Exercise goal:
Reproduce each of the rows below verbatim, with every line kept unchanged.

Spatial layout data:
---*---

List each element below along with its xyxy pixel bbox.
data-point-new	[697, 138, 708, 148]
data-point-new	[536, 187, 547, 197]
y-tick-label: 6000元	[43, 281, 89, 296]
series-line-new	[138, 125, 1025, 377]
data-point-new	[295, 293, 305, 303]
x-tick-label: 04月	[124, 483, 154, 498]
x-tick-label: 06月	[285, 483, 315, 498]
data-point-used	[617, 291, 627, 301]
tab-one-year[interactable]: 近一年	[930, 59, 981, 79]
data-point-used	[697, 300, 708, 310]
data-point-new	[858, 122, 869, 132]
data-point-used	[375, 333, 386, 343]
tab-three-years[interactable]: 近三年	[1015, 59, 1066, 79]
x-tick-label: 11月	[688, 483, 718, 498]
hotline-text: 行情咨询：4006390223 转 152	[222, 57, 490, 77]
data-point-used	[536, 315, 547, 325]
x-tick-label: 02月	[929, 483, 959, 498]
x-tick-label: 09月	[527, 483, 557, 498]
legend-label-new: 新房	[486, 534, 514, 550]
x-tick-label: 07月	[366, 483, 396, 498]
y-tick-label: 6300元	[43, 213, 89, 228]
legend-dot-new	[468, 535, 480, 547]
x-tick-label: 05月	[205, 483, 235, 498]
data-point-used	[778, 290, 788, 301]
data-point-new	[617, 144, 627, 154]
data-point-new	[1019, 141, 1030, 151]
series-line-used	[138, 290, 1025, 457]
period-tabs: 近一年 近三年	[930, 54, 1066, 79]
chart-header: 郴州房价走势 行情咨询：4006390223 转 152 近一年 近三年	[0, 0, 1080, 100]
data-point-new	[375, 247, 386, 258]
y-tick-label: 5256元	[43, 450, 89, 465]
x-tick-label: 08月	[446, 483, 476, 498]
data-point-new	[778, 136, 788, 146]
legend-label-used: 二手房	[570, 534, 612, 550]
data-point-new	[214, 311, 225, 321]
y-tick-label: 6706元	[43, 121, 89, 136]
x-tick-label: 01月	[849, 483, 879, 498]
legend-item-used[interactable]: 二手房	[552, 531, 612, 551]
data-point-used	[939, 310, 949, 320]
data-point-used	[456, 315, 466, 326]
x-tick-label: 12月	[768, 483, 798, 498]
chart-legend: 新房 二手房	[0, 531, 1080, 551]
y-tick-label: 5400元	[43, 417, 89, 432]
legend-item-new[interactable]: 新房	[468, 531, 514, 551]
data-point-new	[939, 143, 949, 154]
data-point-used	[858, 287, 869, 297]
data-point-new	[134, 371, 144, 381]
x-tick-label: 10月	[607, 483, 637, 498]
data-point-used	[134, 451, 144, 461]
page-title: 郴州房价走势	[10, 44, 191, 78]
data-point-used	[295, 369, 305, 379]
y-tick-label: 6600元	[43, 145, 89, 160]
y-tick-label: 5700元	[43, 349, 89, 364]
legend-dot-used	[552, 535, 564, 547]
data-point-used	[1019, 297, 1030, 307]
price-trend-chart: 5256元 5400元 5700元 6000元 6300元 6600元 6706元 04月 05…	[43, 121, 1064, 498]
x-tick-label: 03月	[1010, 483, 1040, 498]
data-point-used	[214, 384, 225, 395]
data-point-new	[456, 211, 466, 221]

---*---

Solved problem:
List each element below along with its xyxy pixel bbox.
data-point-new	[697, 138, 708, 148]
data-point-new	[536, 187, 547, 197]
y-tick-label: 6000元	[43, 281, 89, 296]
series-line-new	[138, 125, 1025, 377]
data-point-new	[295, 293, 305, 303]
x-tick-label: 04月	[124, 483, 154, 498]
x-tick-label: 06月	[285, 483, 315, 498]
data-point-used	[617, 291, 627, 301]
tab-one-year[interactable]: 近一年	[930, 59, 981, 79]
data-point-used	[697, 300, 708, 310]
data-point-new	[858, 122, 869, 132]
data-point-used	[375, 333, 386, 343]
tab-three-years[interactable]: 近三年	[1015, 59, 1066, 79]
x-tick-label: 11月	[688, 483, 718, 498]
hotline-text: 行情咨询：4006390223 转 152	[222, 57, 490, 77]
data-point-used	[536, 315, 547, 325]
x-tick-label: 02月	[929, 483, 959, 498]
x-tick-label: 09月	[527, 483, 557, 498]
legend-label-new: 新房	[486, 534, 514, 550]
x-tick-label: 07月	[366, 483, 396, 498]
y-tick-label: 6300元	[43, 213, 89, 228]
legend-dot-new	[468, 535, 480, 547]
x-tick-label: 05月	[205, 483, 235, 498]
data-point-used	[778, 290, 788, 301]
data-point-new	[617, 144, 627, 154]
data-point-new	[1019, 141, 1030, 151]
series-line-used	[138, 290, 1025, 457]
period-tabs: 近一年 近三年	[930, 54, 1066, 79]
chart-header: 郴州房价走势 行情咨询：4006390223 转 152 近一年 近三年	[0, 0, 1080, 100]
data-point-new	[375, 247, 386, 258]
y-tick-label: 5256元	[43, 450, 89, 465]
x-tick-label: 08月	[446, 483, 476, 498]
data-point-new	[778, 136, 788, 146]
legend-label-used: 二手房	[570, 534, 612, 550]
data-point-new	[214, 311, 225, 321]
y-tick-label: 6706元	[43, 121, 89, 136]
x-tick-label: 01月	[849, 483, 879, 498]
legend-item-used[interactable]: 二手房	[552, 531, 612, 551]
data-point-used	[939, 310, 949, 320]
data-point-used	[456, 315, 466, 326]
x-tick-label: 12月	[768, 483, 798, 498]
chart-legend: 新房 二手房	[0, 531, 1080, 551]
y-tick-label: 5400元	[43, 417, 89, 432]
legend-item-new[interactable]: 新房	[468, 531, 514, 551]
data-point-new	[939, 143, 949, 154]
data-point-used	[858, 287, 869, 297]
data-point-new	[134, 371, 144, 381]
x-tick-label: 10月	[607, 483, 637, 498]
data-point-used	[134, 451, 144, 461]
page-title: 郴州房价走势	[10, 44, 191, 78]
data-point-used	[295, 369, 305, 379]
y-tick-label: 6600元	[43, 145, 89, 160]
y-tick-label: 5700元	[43, 349, 89, 364]
legend-dot-used	[552, 535, 564, 547]
data-point-used	[1019, 297, 1030, 307]
price-trend-chart: 5256元 5400元 5700元 6000元 6300元 6600元 6706元 04月 05…	[43, 121, 1064, 498]
x-tick-label: 03月	[1010, 483, 1040, 498]
data-point-used	[214, 384, 225, 395]
data-point-new	[456, 211, 466, 221]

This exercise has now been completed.